[start]
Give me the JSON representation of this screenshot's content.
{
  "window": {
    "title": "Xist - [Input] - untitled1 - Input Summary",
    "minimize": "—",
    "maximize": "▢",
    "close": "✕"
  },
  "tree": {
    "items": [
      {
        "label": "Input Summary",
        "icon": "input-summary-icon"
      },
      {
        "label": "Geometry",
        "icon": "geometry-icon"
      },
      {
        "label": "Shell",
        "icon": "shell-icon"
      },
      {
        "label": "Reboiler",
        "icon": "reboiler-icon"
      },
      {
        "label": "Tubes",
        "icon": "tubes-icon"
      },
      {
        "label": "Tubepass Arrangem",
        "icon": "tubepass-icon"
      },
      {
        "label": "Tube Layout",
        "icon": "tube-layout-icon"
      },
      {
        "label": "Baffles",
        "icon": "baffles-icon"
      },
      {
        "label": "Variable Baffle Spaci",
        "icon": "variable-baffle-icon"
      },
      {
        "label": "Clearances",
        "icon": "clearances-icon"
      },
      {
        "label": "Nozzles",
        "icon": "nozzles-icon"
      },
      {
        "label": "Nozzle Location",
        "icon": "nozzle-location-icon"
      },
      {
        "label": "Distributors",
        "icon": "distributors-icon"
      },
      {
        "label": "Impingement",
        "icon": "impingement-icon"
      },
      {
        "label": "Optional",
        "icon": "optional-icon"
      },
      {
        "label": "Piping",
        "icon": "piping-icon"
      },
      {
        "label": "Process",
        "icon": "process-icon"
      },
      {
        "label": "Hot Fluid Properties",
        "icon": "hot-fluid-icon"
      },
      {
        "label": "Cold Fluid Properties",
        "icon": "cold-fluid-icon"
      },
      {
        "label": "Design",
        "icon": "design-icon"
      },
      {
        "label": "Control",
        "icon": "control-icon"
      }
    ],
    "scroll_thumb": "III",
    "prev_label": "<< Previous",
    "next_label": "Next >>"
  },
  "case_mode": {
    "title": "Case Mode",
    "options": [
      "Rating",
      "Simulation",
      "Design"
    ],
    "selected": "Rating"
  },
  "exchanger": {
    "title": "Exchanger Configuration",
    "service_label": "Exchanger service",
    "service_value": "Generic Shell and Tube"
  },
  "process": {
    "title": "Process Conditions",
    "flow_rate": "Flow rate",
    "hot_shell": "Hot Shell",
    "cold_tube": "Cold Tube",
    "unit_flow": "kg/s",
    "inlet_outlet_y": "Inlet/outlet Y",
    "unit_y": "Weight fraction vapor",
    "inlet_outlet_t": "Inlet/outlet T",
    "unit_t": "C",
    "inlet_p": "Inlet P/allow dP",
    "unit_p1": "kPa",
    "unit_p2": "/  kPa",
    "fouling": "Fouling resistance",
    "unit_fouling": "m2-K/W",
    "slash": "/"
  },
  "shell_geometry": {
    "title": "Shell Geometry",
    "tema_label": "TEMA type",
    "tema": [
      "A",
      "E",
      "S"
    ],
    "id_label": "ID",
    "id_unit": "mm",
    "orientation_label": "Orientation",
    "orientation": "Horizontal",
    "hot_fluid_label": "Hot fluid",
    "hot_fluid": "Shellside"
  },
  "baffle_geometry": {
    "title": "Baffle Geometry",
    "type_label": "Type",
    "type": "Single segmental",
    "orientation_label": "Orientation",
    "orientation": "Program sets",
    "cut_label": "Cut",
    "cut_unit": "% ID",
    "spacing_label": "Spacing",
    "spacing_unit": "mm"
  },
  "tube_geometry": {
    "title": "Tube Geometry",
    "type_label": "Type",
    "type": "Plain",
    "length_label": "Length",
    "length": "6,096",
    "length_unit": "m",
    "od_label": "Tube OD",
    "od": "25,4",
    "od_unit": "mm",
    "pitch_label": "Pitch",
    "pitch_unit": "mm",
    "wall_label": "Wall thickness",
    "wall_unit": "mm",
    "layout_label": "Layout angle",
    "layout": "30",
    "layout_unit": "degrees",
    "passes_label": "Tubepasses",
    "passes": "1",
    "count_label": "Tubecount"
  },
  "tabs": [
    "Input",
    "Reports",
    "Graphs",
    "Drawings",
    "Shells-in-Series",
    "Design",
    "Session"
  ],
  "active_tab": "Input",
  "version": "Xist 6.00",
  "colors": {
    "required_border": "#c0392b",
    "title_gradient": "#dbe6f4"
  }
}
[end]
STATED PROBLEM: Quote each line above in full, word for word.

SOLUTION TO THE PROBLEM:
Give me the JSON representation of this screenshot's content.
{
  "window": {
    "title": "Xist - [Input] - untitled1 - Input Summary",
    "minimize": "—",
    "maximize": "▢",
    "close": "✕"
  },
  "tree": {
    "items": [
      {
        "label": "Input Summary",
        "icon": "input-summary-icon"
      },
      {
        "label": "Geometry",
        "icon": "geometry-icon"
      },
      {
        "label": "Shell",
        "icon": "shell-icon"
      },
      {
        "label": "Reboiler",
        "icon": "reboiler-icon"
      },
      {
        "label": "Tubes",
        "icon": "tubes-icon"
      },
      {
        "label": "Tubepass Arrangem",
        "icon": "tubepass-icon"
      },
      {
        "label": "Tube Layout",
        "icon": "tube-layout-icon"
      },
      {
        "label": "Baffles",
        "icon": "baffles-icon"
      },
      {
        "label": "Variable Baffle Spaci",
        "icon": "variable-baffle-icon"
      },
      {
        "label": "Clearances",
        "icon": "clearances-icon"
      },
      {
        "label": "Nozzles",
        "icon": "nozzles-icon"
      },
      {
        "label": "Nozzle Location",
        "icon": "nozzle-location-icon"
      },
      {
        "label": "Distributors",
        "icon": "distributors-icon"
      },
      {
        "label": "Impingement",
        "icon": "impingement-icon"
      },
      {
        "label": "Optional",
        "icon": "optional-icon"
      },
      {
        "label": "Piping",
        "icon": "piping-icon"
      },
      {
        "label": "Process",
        "icon": "process-icon"
      },
      {
        "label": "Hot Fluid Properties",
        "icon": "hot-fluid-icon"
      },
      {
        "label": "Cold Fluid Properties",
        "icon": "cold-fluid-icon"
      },
      {
        "label": "Design",
        "icon": "design-icon"
      },
      {
        "label": "Control",
        "icon": "control-icon"
      }
    ],
    "scroll_thumb": "III",
    "prev_label": "<< Previous",
    "next_label": "Next >>"
  },
  "case_mode": {
    "title": "Case Mode",
    "options": [
      "Rating",
      "Simulation",
      "Design"
    ],
    "selected": "Rating"
  },
  "exchanger": {
    "title": "Exchanger Configuration",
    "service_label": "Exchanger service",
    "service_value": "Generic Shell and Tube"
  },
  "process": {
    "title": "Process Conditions",
    "flow_rate": "Flow rate",
    "hot_shell": "Hot Shell",
    "cold_tube": "Cold Tube",
    "unit_flow": "kg/s",
    "inlet_outlet_y": "Inlet/outlet Y",
    "unit_y": "Weight fraction vapor",
    "inlet_outlet_t": "Inlet/outlet T",
    "unit_t": "C",
    "inlet_p": "Inlet P/allow dP",
    "unit_p1": "kPa",
    "unit_p2": "/  kPa",
    "fouling": "Fouling resistance",
    "unit_fouling": "m2-K/W",
    "slash": "/"
  },
  "shell_geometry": {
    "title": "Shell Geometry",
    "tema_label": "TEMA type",
    "tema": [
      "A",
      "E",
      "S"
    ],
    "id_label": "ID",
    "id_unit": "mm",
    "orientation_label": "Orientation",
    "orientation": "Horizontal",
    "hot_fluid_label": "Hot fluid",
    "hot_fluid": "Shellside"
  },
  "baffle_geometry": {
    "title": "Baffle Geometry",
    "type_label": "Type",
    "type": "Single segmental",
    "orientation_label": "Orientation",
    "orientation": "Program sets",
    "cut_label": "Cut",
    "cut_unit": "% ID",
    "spacing_label": "Spacing",
    "spacing_unit": "mm"
  },
  "tube_geometry": {
    "title": "Tube Geometry",
    "type_label": "Type",
    "type": "Plain",
    "length_label": "Length",
    "length": "6,096",
    "length_unit": "m",
    "od_label": "Tube OD",
    "od": "25,4",
    "od_unit": "mm",
    "pitch_label": "Pitch",
    "pitch_unit": "mm",
    "wall_label": "Wall thickness",
    "wall_unit": "mm",
    "layout_label": "Layout angle",
    "layout": "30",
    "layout_unit": "degrees",
    "passes_label": "Tubepasses",
    "passes": "1",
    "count_label": "Tubecount"
  },
  "tabs": [
    "Input",
    "Reports",
    "Graphs",
    "Drawings",
    "Shells-in-Series",
    "Design",
    "Session"
  ],
  "active_tab": "Input",
  "version": "Xist 6.00",
  "colors": {
    "required_border": "#c0392b",
    "title_gradient": "#dbe6f4"
  }
}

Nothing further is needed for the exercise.